Exercise goal:
Each line that holds the word "dear" counts once. Give the total number of such lines and nothing else.

Extracted data:
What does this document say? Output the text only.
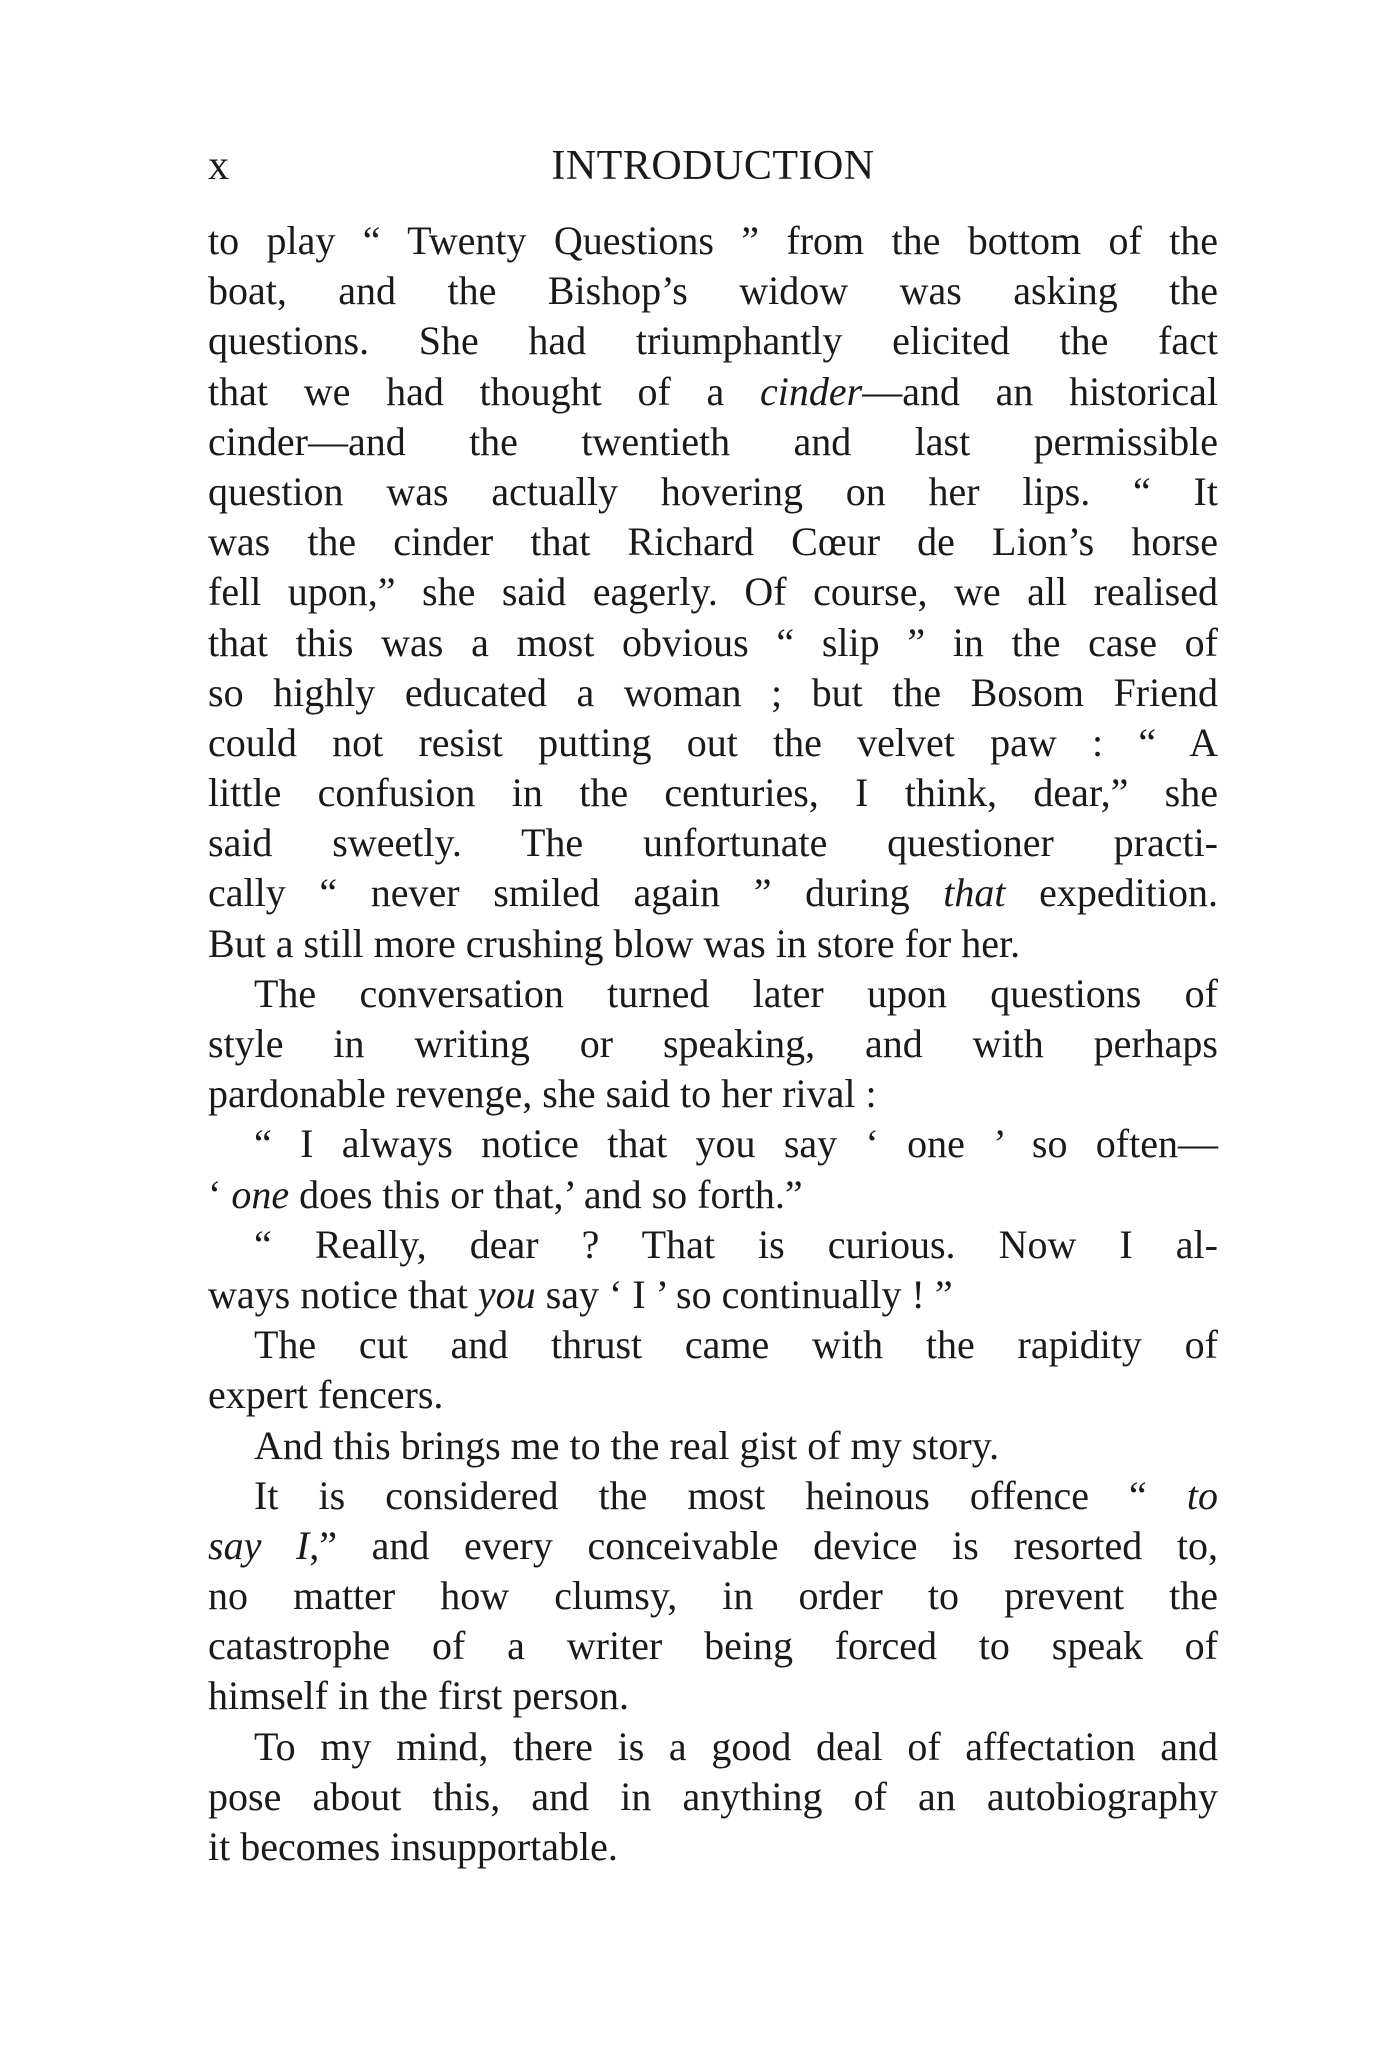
x	INTRODUCTION
to play “ Twenty Questions ” from the bottom of the
boat, and the Bishop’s widow was asking the
questions. She had triumphantly elicited the fact
that we had thought of a cinder—and an historical
cinder—and the twentieth and last permissible
question was actually hovering on her lips. “ It
was the cinder that Richard Cœur de Lion’s horse
fell upon,” she said eagerly. Of course, we all realised
that this was a most obvious “ slip ” in the case of
so highly educated a woman ; but the Bosom Friend
could not resist putting out the velvet paw : “ A
little confusion in the centuries, I think, dear,” she
said sweetly. The unfortunate questioner practi-
cally “ never smiled again ” during that expedition.
But a still more crushing blow was in store for her.
The conversation turned later upon questions of
style in writing or speaking, and with perhaps
pardonable revenge, she said to her rival :
“ I always notice that you say ‘ one ’ so often—
‘ one does this or that,’ and so forth.”
“ Really, dear ? That is curious. Now I al-
ways notice that you say ‘ I ’ so continually ! ”
The cut and thrust came with the rapidity of
expert fencers.
And this brings me to the real gist of my story.
It is considered the most heinous offence “ to
say I,” and every conceivable device is resorted to,
no matter how clumsy, in order to prevent the
catastrophe of a writer being forced to speak of
himself in the first person.
To my mind, there is a good deal of affectation and
pose about this, and in anything of an autobiography
it becomes insupportable.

Output for this exercise:
2